(Extracted records)
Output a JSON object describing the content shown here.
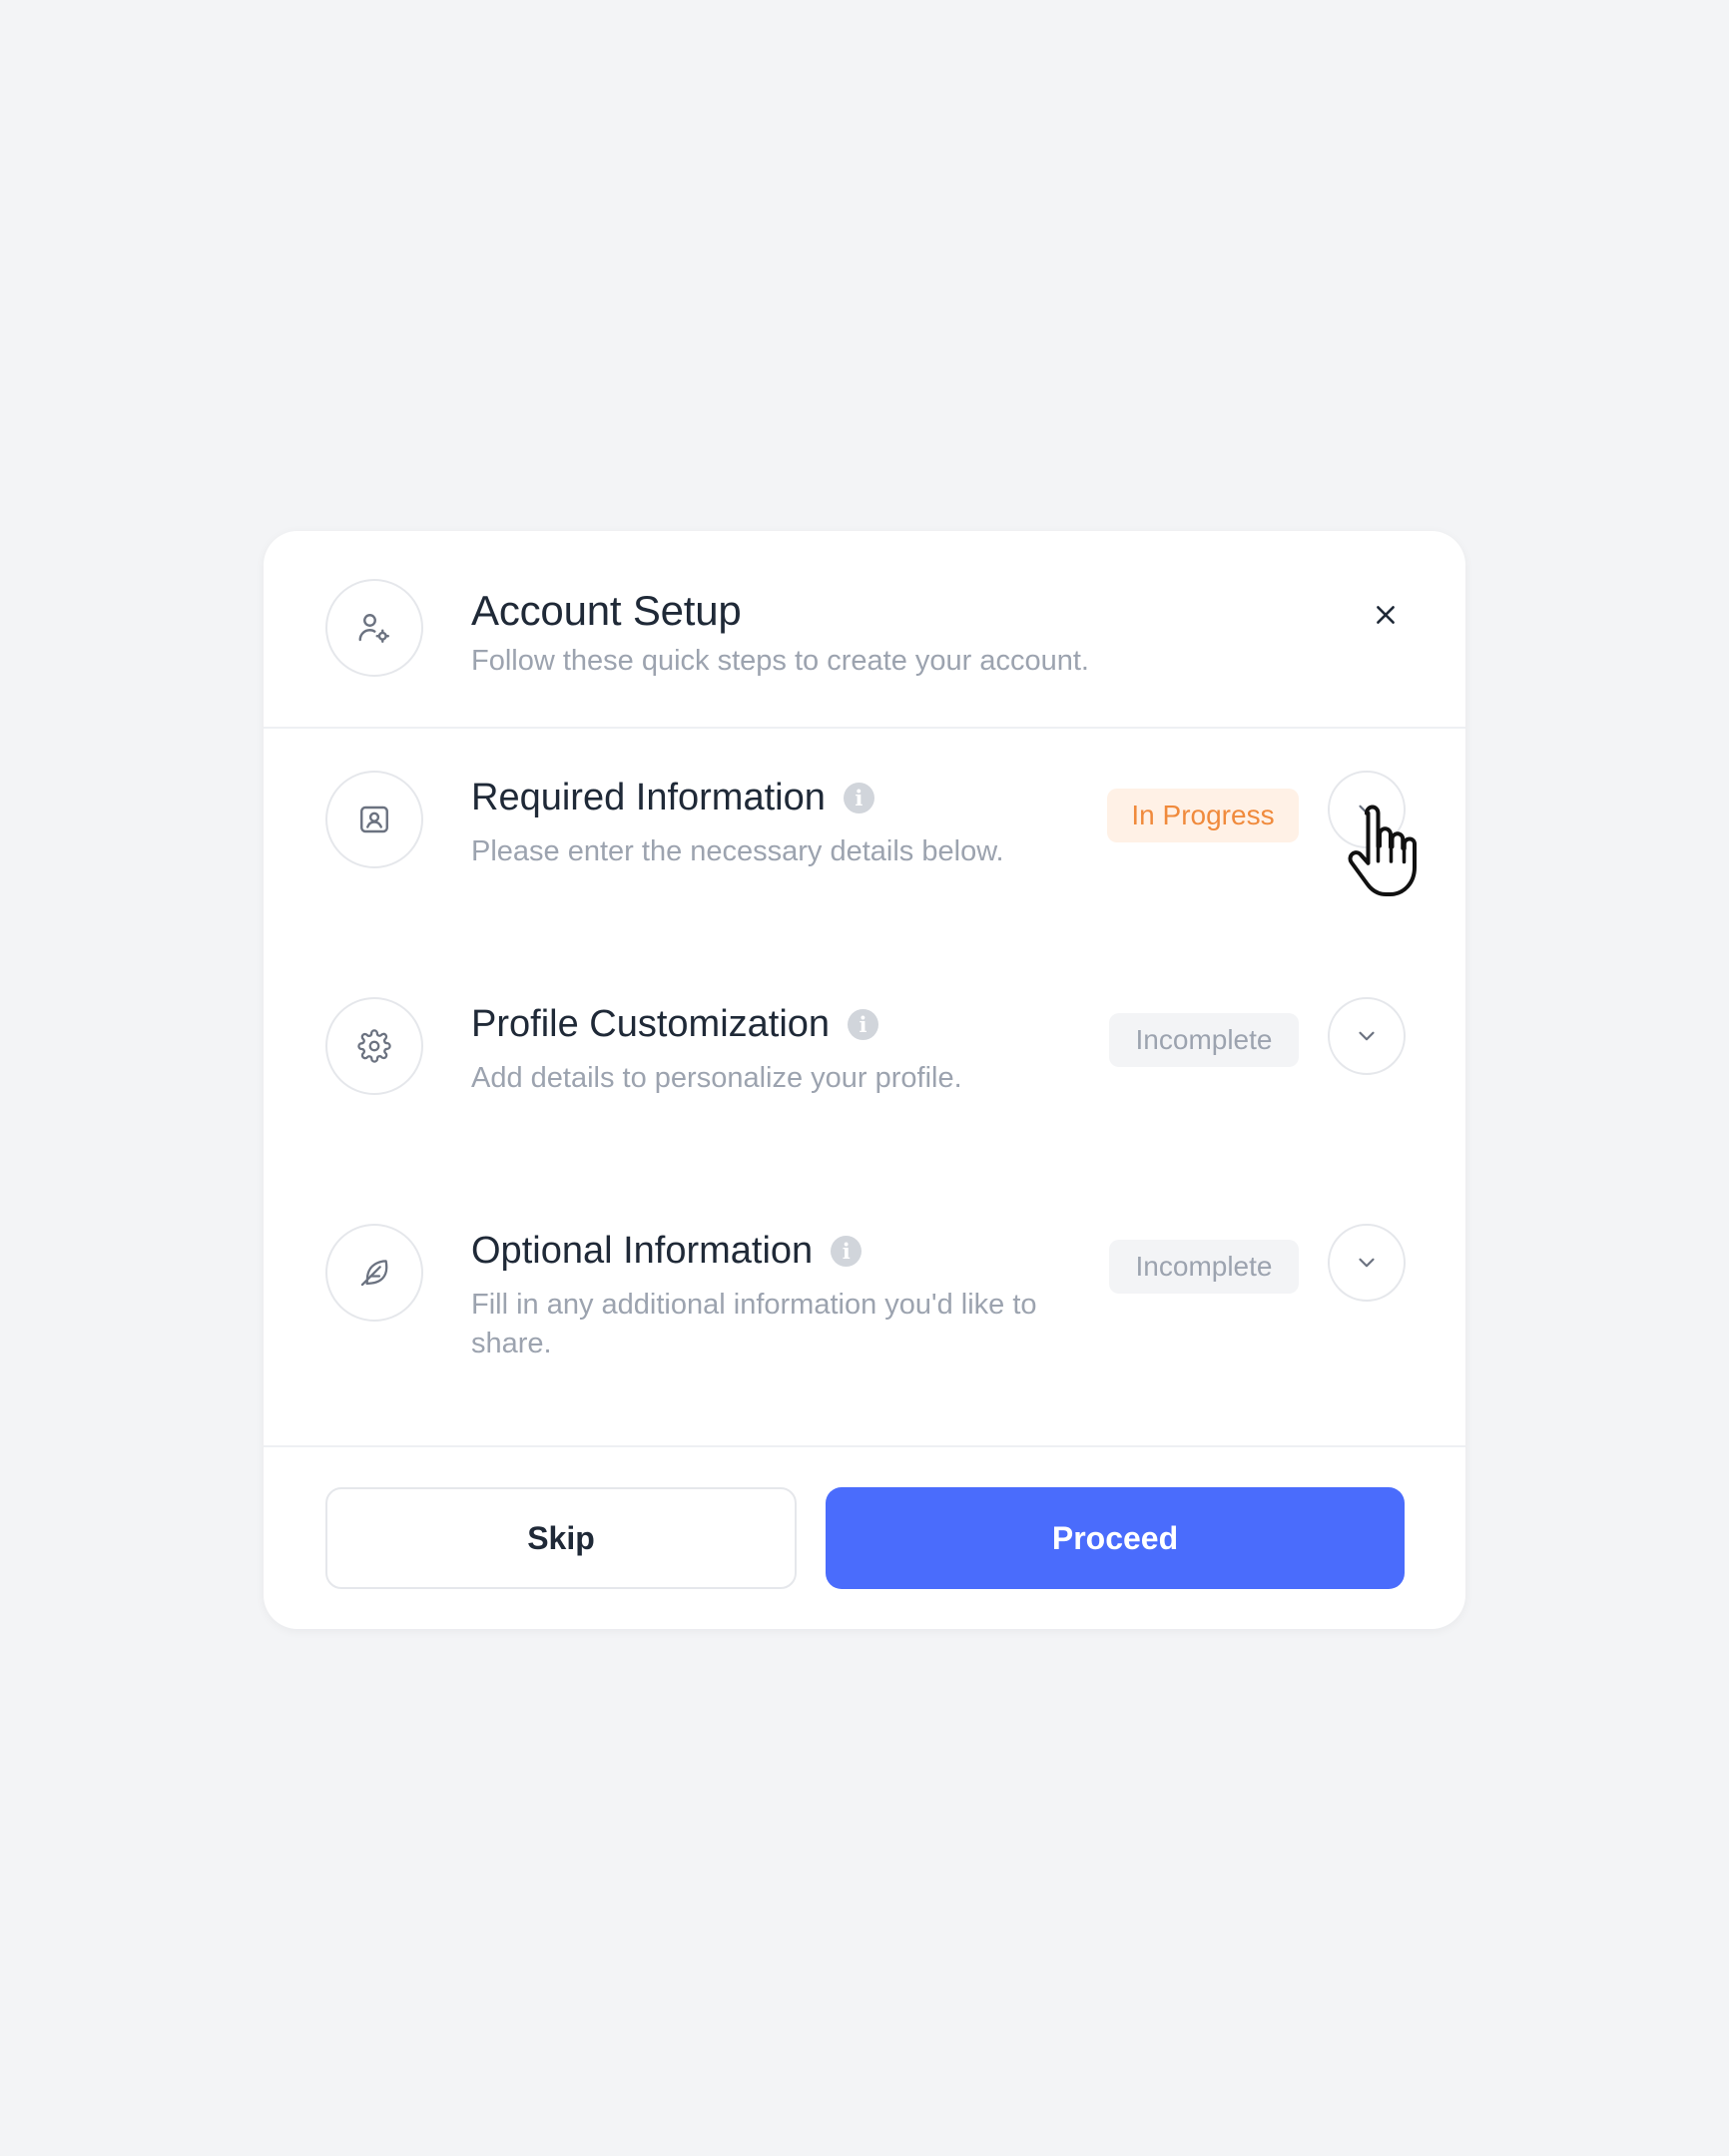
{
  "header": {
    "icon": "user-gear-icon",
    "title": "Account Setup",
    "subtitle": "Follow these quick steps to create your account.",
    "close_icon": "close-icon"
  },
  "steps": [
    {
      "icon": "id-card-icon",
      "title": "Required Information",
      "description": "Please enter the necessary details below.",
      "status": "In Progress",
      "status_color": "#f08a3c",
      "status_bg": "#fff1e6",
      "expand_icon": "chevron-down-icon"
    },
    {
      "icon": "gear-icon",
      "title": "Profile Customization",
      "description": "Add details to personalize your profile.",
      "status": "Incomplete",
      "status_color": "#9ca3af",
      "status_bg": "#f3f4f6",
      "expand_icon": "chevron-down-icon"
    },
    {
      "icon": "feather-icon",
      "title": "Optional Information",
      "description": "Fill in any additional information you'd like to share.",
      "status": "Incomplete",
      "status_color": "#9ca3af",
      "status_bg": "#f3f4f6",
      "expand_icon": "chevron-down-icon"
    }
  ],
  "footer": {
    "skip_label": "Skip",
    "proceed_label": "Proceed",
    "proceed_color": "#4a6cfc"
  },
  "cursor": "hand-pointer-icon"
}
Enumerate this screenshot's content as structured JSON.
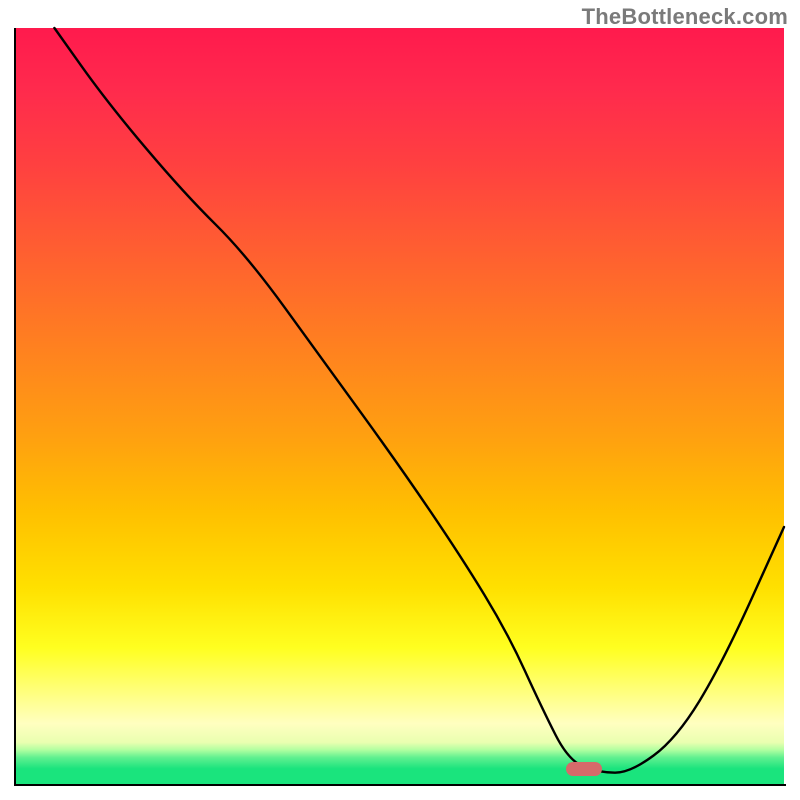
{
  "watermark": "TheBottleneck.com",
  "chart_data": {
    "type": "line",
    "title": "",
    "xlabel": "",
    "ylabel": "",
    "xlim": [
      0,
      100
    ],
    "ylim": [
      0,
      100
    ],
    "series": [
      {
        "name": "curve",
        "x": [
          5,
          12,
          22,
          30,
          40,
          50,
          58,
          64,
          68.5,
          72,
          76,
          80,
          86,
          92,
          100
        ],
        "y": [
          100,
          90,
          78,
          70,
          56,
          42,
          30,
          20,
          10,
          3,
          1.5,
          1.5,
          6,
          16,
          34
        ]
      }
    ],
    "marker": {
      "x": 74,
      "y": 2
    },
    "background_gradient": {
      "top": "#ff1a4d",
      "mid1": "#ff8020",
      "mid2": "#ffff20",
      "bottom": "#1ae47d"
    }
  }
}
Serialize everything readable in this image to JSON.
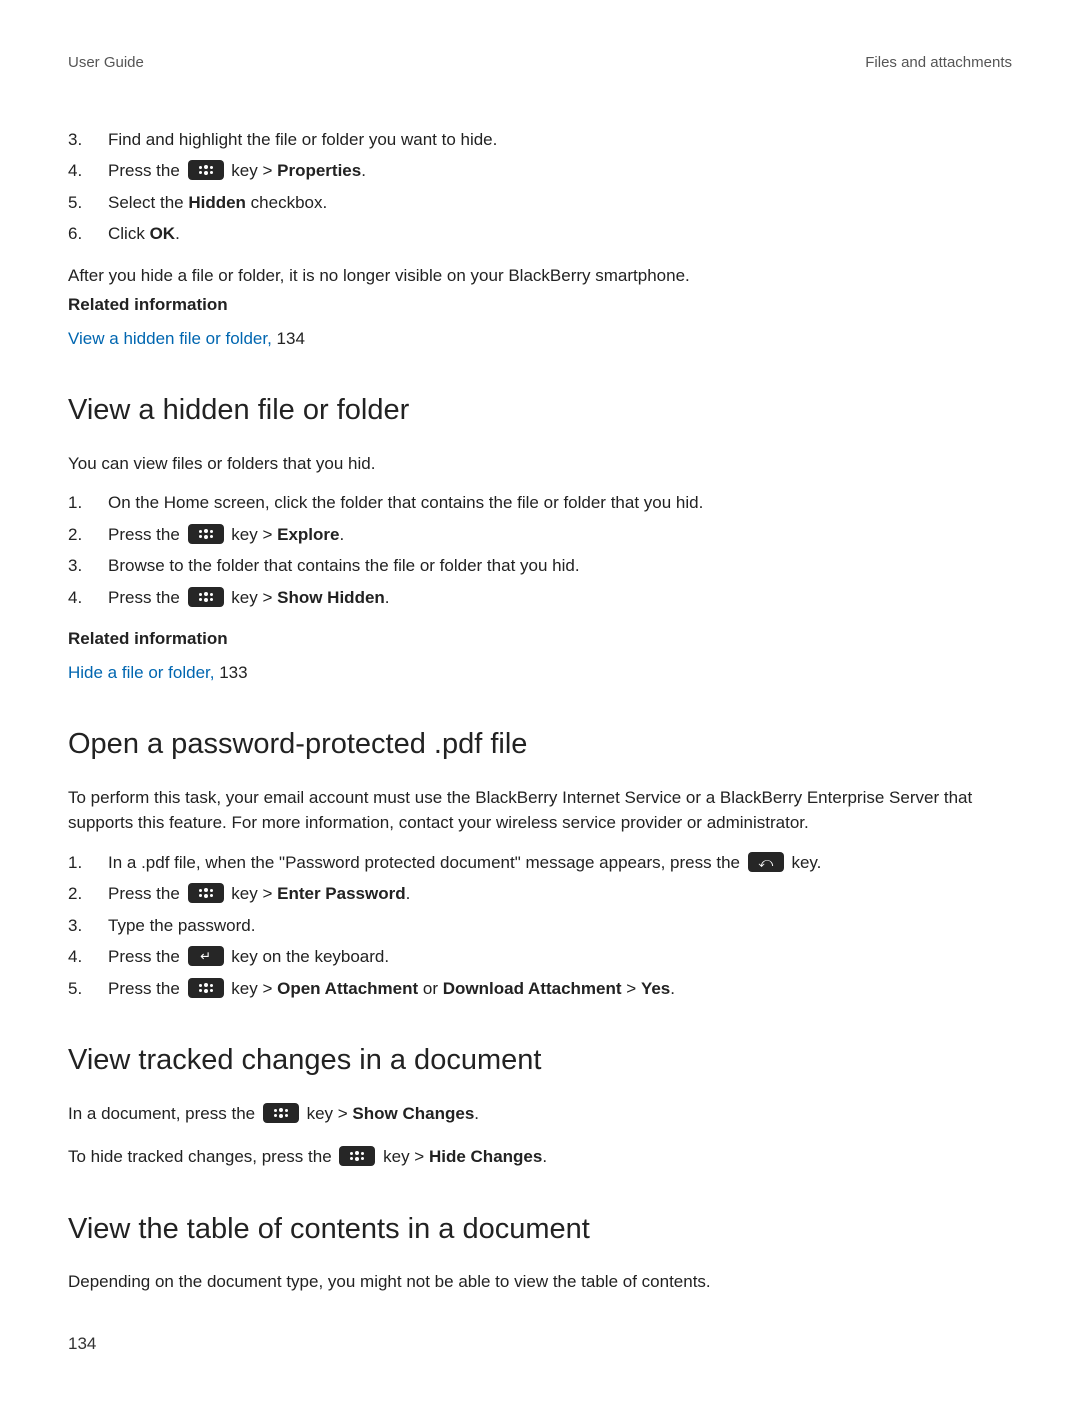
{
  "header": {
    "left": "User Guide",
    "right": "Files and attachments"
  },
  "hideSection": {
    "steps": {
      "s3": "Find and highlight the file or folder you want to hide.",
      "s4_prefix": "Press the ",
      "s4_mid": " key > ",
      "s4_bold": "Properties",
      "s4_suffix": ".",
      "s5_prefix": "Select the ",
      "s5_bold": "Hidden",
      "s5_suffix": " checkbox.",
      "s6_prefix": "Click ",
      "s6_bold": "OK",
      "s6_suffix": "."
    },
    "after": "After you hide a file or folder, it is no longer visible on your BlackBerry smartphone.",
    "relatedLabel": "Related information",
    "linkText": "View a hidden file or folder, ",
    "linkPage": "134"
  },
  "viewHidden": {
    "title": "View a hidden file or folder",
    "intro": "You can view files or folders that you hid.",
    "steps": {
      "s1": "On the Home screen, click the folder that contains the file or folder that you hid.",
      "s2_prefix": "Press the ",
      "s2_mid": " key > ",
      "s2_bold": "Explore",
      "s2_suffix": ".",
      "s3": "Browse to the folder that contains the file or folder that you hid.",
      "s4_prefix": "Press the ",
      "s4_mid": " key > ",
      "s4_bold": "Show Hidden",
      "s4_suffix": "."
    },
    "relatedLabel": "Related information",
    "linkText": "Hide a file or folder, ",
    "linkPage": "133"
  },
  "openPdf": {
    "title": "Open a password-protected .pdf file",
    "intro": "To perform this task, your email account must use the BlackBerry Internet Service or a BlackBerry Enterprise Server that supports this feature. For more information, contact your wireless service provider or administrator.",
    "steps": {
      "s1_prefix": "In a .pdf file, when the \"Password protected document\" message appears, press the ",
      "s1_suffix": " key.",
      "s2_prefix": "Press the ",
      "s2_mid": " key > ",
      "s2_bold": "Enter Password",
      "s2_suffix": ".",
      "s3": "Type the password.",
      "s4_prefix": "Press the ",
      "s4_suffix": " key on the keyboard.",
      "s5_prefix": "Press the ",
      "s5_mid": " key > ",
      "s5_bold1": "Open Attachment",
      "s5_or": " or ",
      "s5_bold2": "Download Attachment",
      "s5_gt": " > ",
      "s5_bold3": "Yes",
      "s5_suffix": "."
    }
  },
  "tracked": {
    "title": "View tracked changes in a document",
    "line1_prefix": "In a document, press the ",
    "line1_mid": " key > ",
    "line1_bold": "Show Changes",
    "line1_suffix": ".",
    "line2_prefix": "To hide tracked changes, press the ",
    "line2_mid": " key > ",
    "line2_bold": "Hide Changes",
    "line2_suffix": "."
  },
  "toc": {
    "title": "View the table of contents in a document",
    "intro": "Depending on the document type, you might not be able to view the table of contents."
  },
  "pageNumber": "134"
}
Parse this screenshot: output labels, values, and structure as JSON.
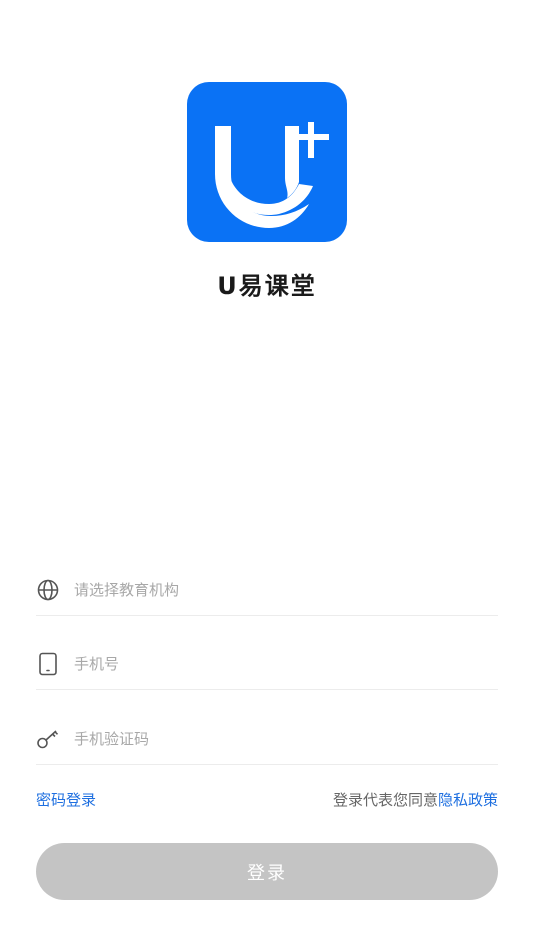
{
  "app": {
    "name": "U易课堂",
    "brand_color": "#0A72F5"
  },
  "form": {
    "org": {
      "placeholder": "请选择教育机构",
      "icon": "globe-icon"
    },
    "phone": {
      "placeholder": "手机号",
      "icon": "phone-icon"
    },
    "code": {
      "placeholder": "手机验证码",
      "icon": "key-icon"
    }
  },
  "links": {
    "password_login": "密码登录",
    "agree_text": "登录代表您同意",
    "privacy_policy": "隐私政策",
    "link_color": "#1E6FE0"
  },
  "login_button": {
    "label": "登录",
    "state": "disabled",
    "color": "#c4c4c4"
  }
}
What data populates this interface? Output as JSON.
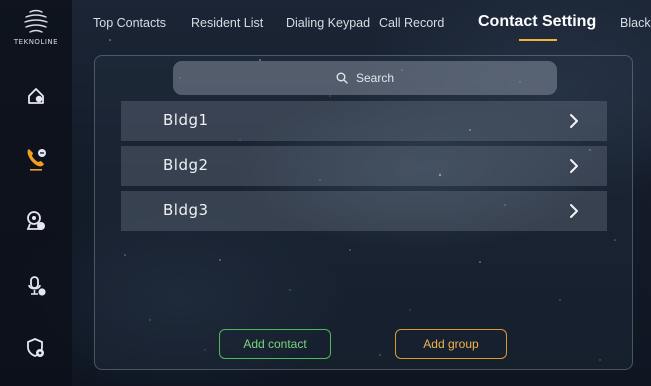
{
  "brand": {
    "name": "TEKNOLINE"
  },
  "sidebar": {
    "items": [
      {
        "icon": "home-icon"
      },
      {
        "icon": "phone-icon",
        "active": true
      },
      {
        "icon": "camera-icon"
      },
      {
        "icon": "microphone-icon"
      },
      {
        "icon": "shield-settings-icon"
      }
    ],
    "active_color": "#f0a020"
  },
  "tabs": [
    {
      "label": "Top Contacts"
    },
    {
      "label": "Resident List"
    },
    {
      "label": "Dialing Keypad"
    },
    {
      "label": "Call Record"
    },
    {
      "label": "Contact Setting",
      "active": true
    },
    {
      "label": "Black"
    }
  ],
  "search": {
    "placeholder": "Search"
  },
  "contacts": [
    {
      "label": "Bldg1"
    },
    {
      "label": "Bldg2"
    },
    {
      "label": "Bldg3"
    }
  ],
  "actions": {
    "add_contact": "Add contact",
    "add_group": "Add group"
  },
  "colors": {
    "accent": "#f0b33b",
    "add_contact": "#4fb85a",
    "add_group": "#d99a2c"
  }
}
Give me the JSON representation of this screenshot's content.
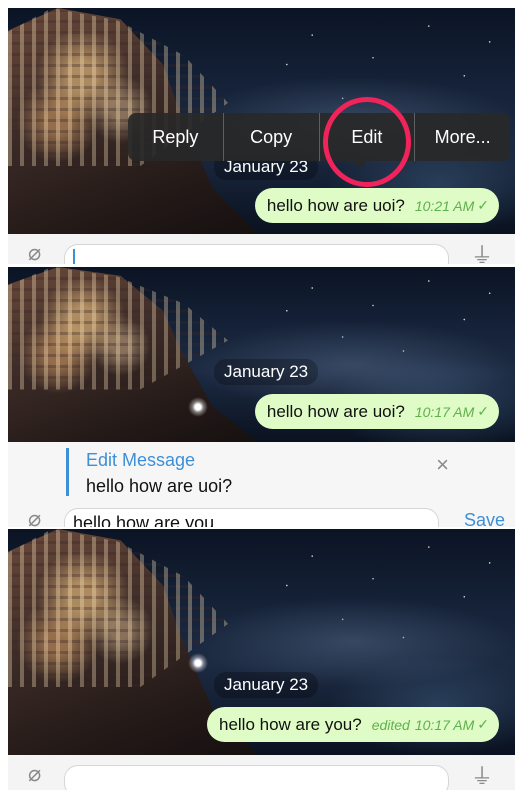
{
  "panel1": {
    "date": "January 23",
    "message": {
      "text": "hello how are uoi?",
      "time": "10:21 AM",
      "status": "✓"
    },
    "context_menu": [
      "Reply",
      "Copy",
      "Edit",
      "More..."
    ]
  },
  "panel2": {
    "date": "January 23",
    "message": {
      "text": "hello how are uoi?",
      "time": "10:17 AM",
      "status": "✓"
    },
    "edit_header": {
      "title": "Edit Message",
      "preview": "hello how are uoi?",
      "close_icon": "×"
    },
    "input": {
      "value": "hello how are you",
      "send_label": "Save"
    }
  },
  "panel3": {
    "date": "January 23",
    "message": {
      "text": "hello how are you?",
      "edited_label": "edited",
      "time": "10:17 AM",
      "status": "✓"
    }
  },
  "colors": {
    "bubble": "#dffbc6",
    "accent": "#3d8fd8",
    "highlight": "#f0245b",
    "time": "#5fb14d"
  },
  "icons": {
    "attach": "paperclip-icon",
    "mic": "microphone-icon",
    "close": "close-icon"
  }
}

#### [Problem]
Locate each line containing the string "contains" and show it.

#### [Result for this exercise]
      "s1": "On the Home screen, click the folder that contains the file or folder that you hid.",
      "s3": "Browse to the folder that contains the file or folder that you hid.",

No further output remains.